Records from a dataset
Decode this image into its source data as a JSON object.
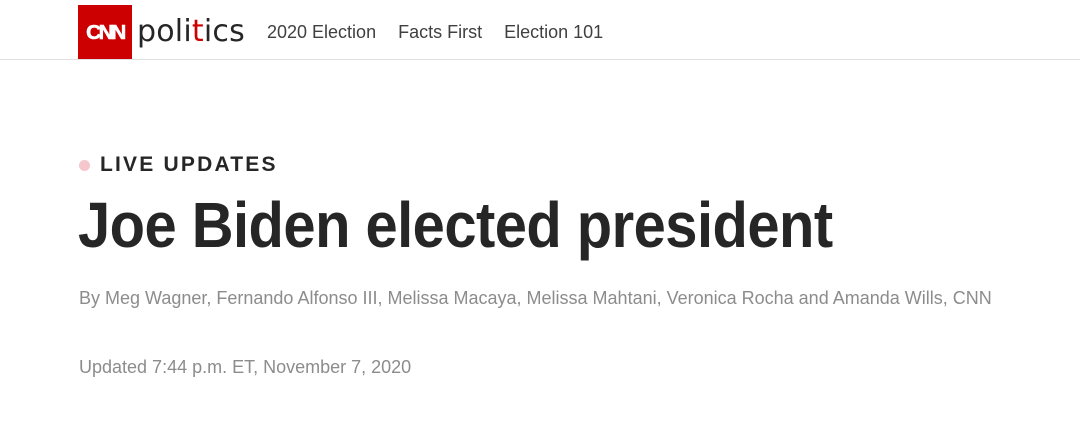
{
  "header": {
    "logo_text": "CNN",
    "section_prefix": "poli",
    "section_accent": "t",
    "section_suffix": "ics",
    "nav": [
      {
        "label": "2020 Election"
      },
      {
        "label": "Facts First"
      },
      {
        "label": "Election 101"
      }
    ]
  },
  "article": {
    "kicker": "LIVE UPDATES",
    "headline": "Joe Biden elected president",
    "byline": "By Meg Wagner, Fernando Alfonso III, Melissa Macaya, Melissa Mahtani, Veronica Rocha and Amanda Wills, CNN",
    "updated": "Updated 7:44 p.m. ET, November 7, 2020"
  },
  "colors": {
    "brand_red": "#cc0000",
    "live_dot": "#f5c6cb",
    "text_dark": "#262626",
    "text_muted": "#8c8c8c"
  }
}
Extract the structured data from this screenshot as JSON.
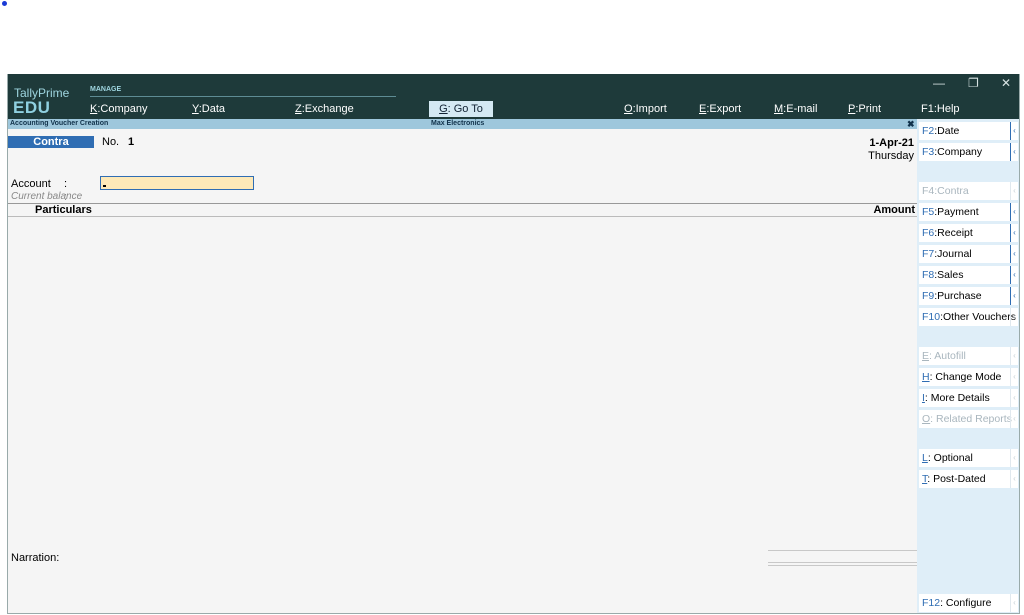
{
  "app": {
    "brand_line1": "TallyPrime",
    "brand_line2": "EDU",
    "section": "MANAGE"
  },
  "menu": [
    {
      "key": "K",
      "label": ":Company"
    },
    {
      "key": "Y",
      "label": ":Data"
    },
    {
      "key": "Z",
      "label": ":Exchange"
    },
    {
      "key": "G",
      "label": ": Go To"
    },
    {
      "key": "O",
      "label": ":Import"
    },
    {
      "key": "E",
      "label": ":Export"
    },
    {
      "key": "M",
      "label": ":E-mail"
    },
    {
      "key": "P",
      "label": ":Print"
    },
    {
      "key": "F1",
      "label": ":Help"
    }
  ],
  "window": {
    "minimize": "—",
    "restore": "❐",
    "close": "✕"
  },
  "title_strip": {
    "left": "Accounting Voucher Creation",
    "center": "Max Electronics",
    "close": "✖"
  },
  "voucher": {
    "type": "Contra",
    "no_label": "No.",
    "no_value": "1",
    "date": "1-Apr-21",
    "day": "Thursday",
    "account_label": "Account",
    "account_colon": ":",
    "current_balance_label": "Current balance",
    "current_balance_colon": ":",
    "particulars_header": "Particulars",
    "amount_header": "Amount",
    "narration_label": "Narration:"
  },
  "right_buttons": [
    {
      "key": "F2",
      "label": ":Date",
      "enabled": true,
      "arrow": "‹"
    },
    {
      "key": "F3",
      "label": ":Company",
      "enabled": true,
      "arrow": "‹"
    },
    {
      "key": "F4",
      "label": ":Contra",
      "enabled": false,
      "arrow": "‹"
    },
    {
      "key": "F5",
      "label": ":Payment",
      "enabled": true,
      "arrow": "‹"
    },
    {
      "key": "F6",
      "label": ":Receipt",
      "enabled": true,
      "arrow": "‹"
    },
    {
      "key": "F7",
      "label": ":Journal",
      "enabled": true,
      "arrow": "‹"
    },
    {
      "key": "F8",
      "label": ":Sales",
      "enabled": true,
      "arrow": "‹"
    },
    {
      "key": "F9",
      "label": ":Purchase",
      "enabled": true,
      "arrow": "‹"
    },
    {
      "key": "F10",
      "label": ":Other Vouchers",
      "enabled": true,
      "arrow": "‹"
    },
    {
      "key": "E",
      "label": ": Autofill",
      "enabled": false,
      "arrow": "‹"
    },
    {
      "key": "H",
      "label": ": Change Mode",
      "enabled": true,
      "arrow": "‹"
    },
    {
      "key": "I",
      "label": ": More Details",
      "enabled": true,
      "arrow": "‹"
    },
    {
      "key": "O",
      "label": ": Related Reports",
      "enabled": false,
      "arrow": "‹"
    },
    {
      "key": "L",
      "label": ": Optional",
      "enabled": true,
      "arrow": "‹"
    },
    {
      "key": "T",
      "label": ": Post-Dated",
      "enabled": true,
      "arrow": "‹"
    },
    {
      "key": "F12",
      "label": ": Configure",
      "enabled": true,
      "arrow": "‹"
    }
  ],
  "colors": {
    "header_bg": "#1e3a3a",
    "accent": "#2f6db3",
    "strip": "#9ec7dc",
    "button_bar": "#dfeef8",
    "input_bg": "#fde9b8"
  }
}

#### Challenge
Every line above should be returned exactly; the pictures stay out.

#### Complete answer
Decode this image into its source data as a JSON object.
{
  "header": {
    "logo_text": "CNN",
    "section_prefix": "poli",
    "section_accent": "t",
    "section_suffix": "ics",
    "nav": [
      {
        "label": "2020 Election"
      },
      {
        "label": "Facts First"
      },
      {
        "label": "Election 101"
      }
    ]
  },
  "article": {
    "kicker": "LIVE UPDATES",
    "headline": "Joe Biden elected president",
    "byline": "By Meg Wagner, Fernando Alfonso III, Melissa Macaya, Melissa Mahtani, Veronica Rocha and Amanda Wills, CNN",
    "updated": "Updated 7:44 p.m. ET, November 7, 2020"
  },
  "colors": {
    "brand_red": "#cc0000",
    "live_dot": "#f5c6cb",
    "text_dark": "#262626",
    "text_muted": "#8c8c8c"
  }
}
Extract the structured data from this screenshot as JSON.
{
  "app": {
    "brand_line1": "TallyPrime",
    "brand_line2": "EDU",
    "section": "MANAGE"
  },
  "menu": [
    {
      "key": "K",
      "label": ":Company"
    },
    {
      "key": "Y",
      "label": ":Data"
    },
    {
      "key": "Z",
      "label": ":Exchange"
    },
    {
      "key": "G",
      "label": ": Go To"
    },
    {
      "key": "O",
      "label": ":Import"
    },
    {
      "key": "E",
      "label": ":Export"
    },
    {
      "key": "M",
      "label": ":E-mail"
    },
    {
      "key": "P",
      "label": ":Print"
    },
    {
      "key": "F1",
      "label": ":Help"
    }
  ],
  "window": {
    "minimize": "—",
    "restore": "❐",
    "close": "✕"
  },
  "title_strip": {
    "left": "Accounting Voucher Creation",
    "center": "Max Electronics",
    "close": "✖"
  },
  "voucher": {
    "type": "Contra",
    "no_label": "No.",
    "no_value": "1",
    "date": "1-Apr-21",
    "day": "Thursday",
    "account_label": "Account",
    "account_colon": ":",
    "current_balance_label": "Current balance",
    "current_balance_colon": ":",
    "particulars_header": "Particulars",
    "amount_header": "Amount",
    "narration_label": "Narration:"
  },
  "right_buttons": [
    {
      "key": "F2",
      "label": ":Date",
      "enabled": true,
      "arrow": "‹"
    },
    {
      "key": "F3",
      "label": ":Company",
      "enabled": true,
      "arrow": "‹"
    },
    {
      "key": "F4",
      "label": ":Contra",
      "enabled": false,
      "arrow": "‹"
    },
    {
      "key": "F5",
      "label": ":Payment",
      "enabled": true,
      "arrow": "‹"
    },
    {
      "key": "F6",
      "label": ":Receipt",
      "enabled": true,
      "arrow": "‹"
    },
    {
      "key": "F7",
      "label": ":Journal",
      "enabled": true,
      "arrow": "‹"
    },
    {
      "key": "F8",
      "label": ":Sales",
      "enabled": true,
      "arrow": "‹"
    },
    {
      "key": "F9",
      "label": ":Purchase",
      "enabled": true,
      "arrow": "‹"
    },
    {
      "key": "F10",
      "label": ":Other Vouchers",
      "enabled": true,
      "arrow": "‹"
    },
    {
      "key": "E",
      "label": ": Autofill",
      "enabled": false,
      "arrow": "‹"
    },
    {
      "key": "H",
      "label": ": Change Mode",
      "enabled": true,
      "arrow": "‹"
    },
    {
      "key": "I",
      "label": ": More Details",
      "enabled": true,
      "arrow": "‹"
    },
    {
      "key": "O",
      "label": ": Related Reports",
      "enabled": false,
      "arrow": "‹"
    },
    {
      "key": "L",
      "label": ": Optional",
      "enabled": true,
      "arrow": "‹"
    },
    {
      "key": "T",
      "label": ": Post-Dated",
      "enabled": true,
      "arrow": "‹"
    },
    {
      "key": "F12",
      "label": ": Configure",
      "enabled": true,
      "arrow": "‹"
    }
  ],
  "colors": {
    "header_bg": "#1e3a3a",
    "accent": "#2f6db3",
    "strip": "#9ec7dc",
    "button_bar": "#dfeef8",
    "input_bg": "#fde9b8"
  }
}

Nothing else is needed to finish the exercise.